## GIVEN EXERCISE
Exactly repeat all the records below, omitting the images they hold.

# Start of RECORD EXTRACTS

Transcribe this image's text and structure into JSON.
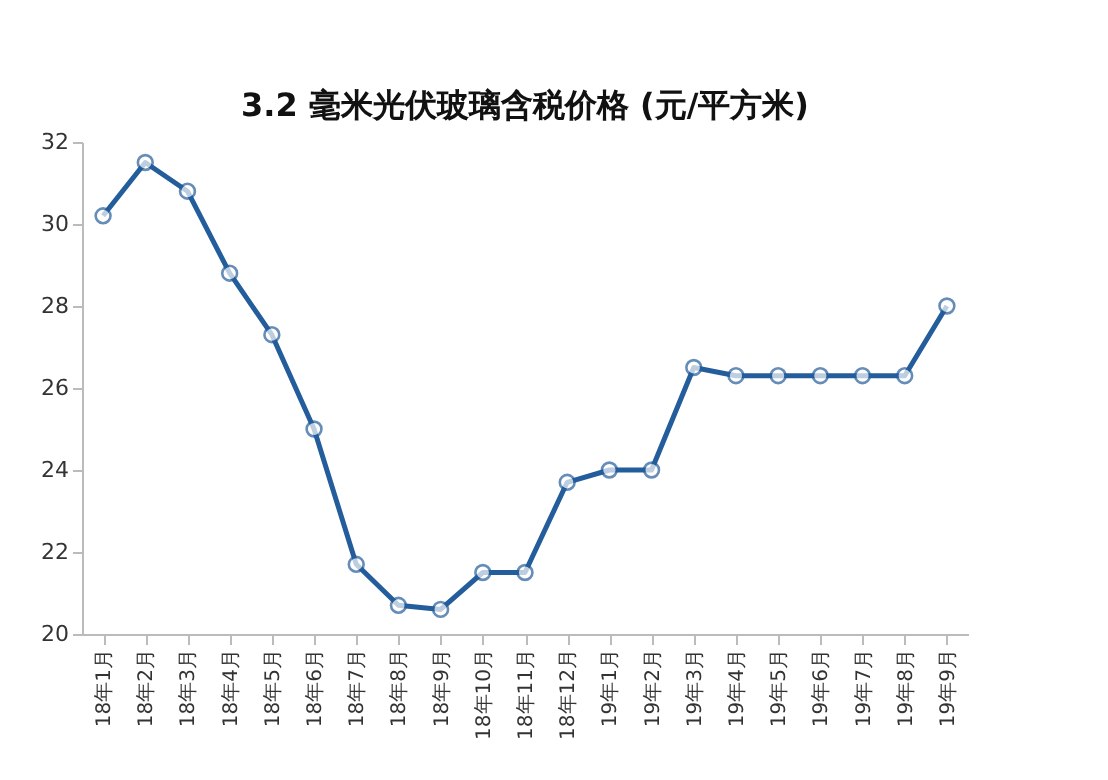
{
  "chart_data": {
    "type": "line",
    "title": "3.2 毫米光伏玻璃含税价格 (元/平方米)",
    "categories": [
      "18年1月",
      "18年2月",
      "18年3月",
      "18年4月",
      "18年5月",
      "18年6月",
      "18年7月",
      "18年8月",
      "18年9月",
      "18年10月",
      "18年11月",
      "18年12月",
      "19年1月",
      "19年2月",
      "19年3月",
      "19年4月",
      "19年5月",
      "19年6月",
      "19年7月",
      "19年8月",
      "19年9月"
    ],
    "series": [
      {
        "color": "#245d9b",
        "values": [
          30.2,
          31.5,
          30.8,
          28.8,
          27.3,
          25.0,
          21.7,
          20.7,
          20.6,
          21.5,
          21.5,
          23.7,
          24.0,
          24.0,
          26.5,
          26.3,
          26.3,
          26.3,
          26.3,
          26.3,
          28.0
        ]
      }
    ],
    "ylim": [
      20,
      32
    ],
    "yticks": [
      20,
      22,
      24,
      26,
      28,
      30,
      32
    ],
    "grid": false,
    "legend": false,
    "marker": "circle",
    "line_style": "solid"
  }
}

# End of RECORD EXTRACTS

## EXPECTED ANSWER
Transcribe this image's text and structure into JSON.
{
  "chart_data": {
    "type": "line",
    "title": "3.2 毫米光伏玻璃含税价格 (元/平方米)",
    "categories": [
      "18年1月",
      "18年2月",
      "18年3月",
      "18年4月",
      "18年5月",
      "18年6月",
      "18年7月",
      "18年8月",
      "18年9月",
      "18年10月",
      "18年11月",
      "18年12月",
      "19年1月",
      "19年2月",
      "19年3月",
      "19年4月",
      "19年5月",
      "19年6月",
      "19年7月",
      "19年8月",
      "19年9月"
    ],
    "series": [
      {
        "color": "#245d9b",
        "values": [
          30.2,
          31.5,
          30.8,
          28.8,
          27.3,
          25.0,
          21.7,
          20.7,
          20.6,
          21.5,
          21.5,
          23.7,
          24.0,
          24.0,
          26.5,
          26.3,
          26.3,
          26.3,
          26.3,
          26.3,
          28.0
        ]
      }
    ],
    "ylim": [
      20,
      32
    ],
    "yticks": [
      20,
      22,
      24,
      26,
      28,
      30,
      32
    ],
    "grid": false,
    "legend": false,
    "marker": "circle",
    "line_style": "solid"
  }
}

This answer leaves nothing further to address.